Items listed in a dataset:
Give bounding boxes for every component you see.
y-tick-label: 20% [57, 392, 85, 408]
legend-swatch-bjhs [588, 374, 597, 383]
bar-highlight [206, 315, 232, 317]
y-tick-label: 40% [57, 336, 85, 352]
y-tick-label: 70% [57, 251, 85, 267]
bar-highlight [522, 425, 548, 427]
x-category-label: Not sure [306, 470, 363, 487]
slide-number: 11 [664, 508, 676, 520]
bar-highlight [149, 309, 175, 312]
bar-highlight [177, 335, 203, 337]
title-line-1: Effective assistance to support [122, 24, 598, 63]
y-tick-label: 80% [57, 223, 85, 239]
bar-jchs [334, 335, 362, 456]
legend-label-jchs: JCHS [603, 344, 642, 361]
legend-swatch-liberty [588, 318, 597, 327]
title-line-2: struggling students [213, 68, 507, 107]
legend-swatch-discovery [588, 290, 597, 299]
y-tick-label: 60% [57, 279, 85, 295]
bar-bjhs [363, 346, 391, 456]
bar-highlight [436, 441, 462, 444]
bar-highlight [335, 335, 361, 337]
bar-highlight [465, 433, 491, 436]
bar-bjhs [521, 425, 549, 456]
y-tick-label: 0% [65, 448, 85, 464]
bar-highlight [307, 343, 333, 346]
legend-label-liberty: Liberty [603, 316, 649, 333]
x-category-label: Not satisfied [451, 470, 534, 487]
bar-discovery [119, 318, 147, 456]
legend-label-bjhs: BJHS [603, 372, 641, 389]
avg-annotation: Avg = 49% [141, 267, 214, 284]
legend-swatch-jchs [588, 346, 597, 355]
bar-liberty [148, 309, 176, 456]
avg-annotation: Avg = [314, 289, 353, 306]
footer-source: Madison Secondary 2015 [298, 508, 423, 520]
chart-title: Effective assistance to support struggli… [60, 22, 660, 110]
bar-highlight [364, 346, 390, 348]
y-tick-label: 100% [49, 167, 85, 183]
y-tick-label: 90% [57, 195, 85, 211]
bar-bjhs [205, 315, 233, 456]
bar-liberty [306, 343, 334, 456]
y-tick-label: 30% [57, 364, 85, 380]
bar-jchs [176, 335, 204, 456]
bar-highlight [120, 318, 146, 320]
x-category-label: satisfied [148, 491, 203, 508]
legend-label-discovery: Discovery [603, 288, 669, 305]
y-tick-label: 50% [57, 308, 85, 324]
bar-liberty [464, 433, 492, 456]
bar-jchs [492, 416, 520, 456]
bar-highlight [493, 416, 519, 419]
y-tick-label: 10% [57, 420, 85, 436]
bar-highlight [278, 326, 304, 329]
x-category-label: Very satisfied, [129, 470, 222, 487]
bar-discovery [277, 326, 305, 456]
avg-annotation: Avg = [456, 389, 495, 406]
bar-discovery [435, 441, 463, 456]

* **Given request**
Can you reproduce every line of the entries above word for word, without changing anything?

* **Written response**
Give bounding boxes for every component you see.
y-tick-label: 20% [57, 392, 85, 408]
legend-swatch-bjhs [588, 374, 597, 383]
bar-highlight [206, 315, 232, 317]
y-tick-label: 40% [57, 336, 85, 352]
y-tick-label: 70% [57, 251, 85, 267]
bar-highlight [522, 425, 548, 427]
x-category-label: Not sure [306, 470, 363, 487]
slide-number: 11 [664, 508, 676, 520]
bar-highlight [149, 309, 175, 312]
bar-highlight [177, 335, 203, 337]
title-line-1: Effective assistance to support [122, 24, 598, 63]
y-tick-label: 80% [57, 223, 85, 239]
bar-jchs [334, 335, 362, 456]
legend-label-jchs: JCHS [603, 344, 642, 361]
legend-swatch-liberty [588, 318, 597, 327]
title-line-2: struggling students [213, 68, 507, 107]
legend-swatch-discovery [588, 290, 597, 299]
y-tick-label: 60% [57, 279, 85, 295]
bar-bjhs [363, 346, 391, 456]
bar-highlight [436, 441, 462, 444]
bar-highlight [335, 335, 361, 337]
bar-highlight [465, 433, 491, 436]
bar-bjhs [521, 425, 549, 456]
y-tick-label: 0% [65, 448, 85, 464]
bar-highlight [307, 343, 333, 346]
legend-label-liberty: Liberty [603, 316, 649, 333]
x-category-label: Not satisfied [451, 470, 534, 487]
bar-discovery [119, 318, 147, 456]
legend-label-bjhs: BJHS [603, 372, 641, 389]
avg-annotation: Avg = 49% [141, 267, 214, 284]
legend-swatch-jchs [588, 346, 597, 355]
bar-liberty [148, 309, 176, 456]
avg-annotation: Avg = [314, 289, 353, 306]
footer-source: Madison Secondary 2015 [298, 508, 423, 520]
chart-title: Effective assistance to support struggli… [60, 22, 660, 110]
bar-highlight [364, 346, 390, 348]
y-tick-label: 100% [49, 167, 85, 183]
y-tick-label: 90% [57, 195, 85, 211]
bar-bjhs [205, 315, 233, 456]
bar-liberty [306, 343, 334, 456]
y-tick-label: 30% [57, 364, 85, 380]
bar-jchs [176, 335, 204, 456]
bar-highlight [120, 318, 146, 320]
x-category-label: satisfied [148, 491, 203, 508]
legend-label-discovery: Discovery [603, 288, 669, 305]
y-tick-label: 50% [57, 308, 85, 324]
bar-liberty [464, 433, 492, 456]
bar-jchs [492, 416, 520, 456]
bar-highlight [493, 416, 519, 419]
y-tick-label: 10% [57, 420, 85, 436]
bar-highlight [278, 326, 304, 329]
x-category-label: Very satisfied, [129, 470, 222, 487]
bar-discovery [277, 326, 305, 456]
avg-annotation: Avg = [456, 389, 495, 406]
bar-discovery [435, 441, 463, 456]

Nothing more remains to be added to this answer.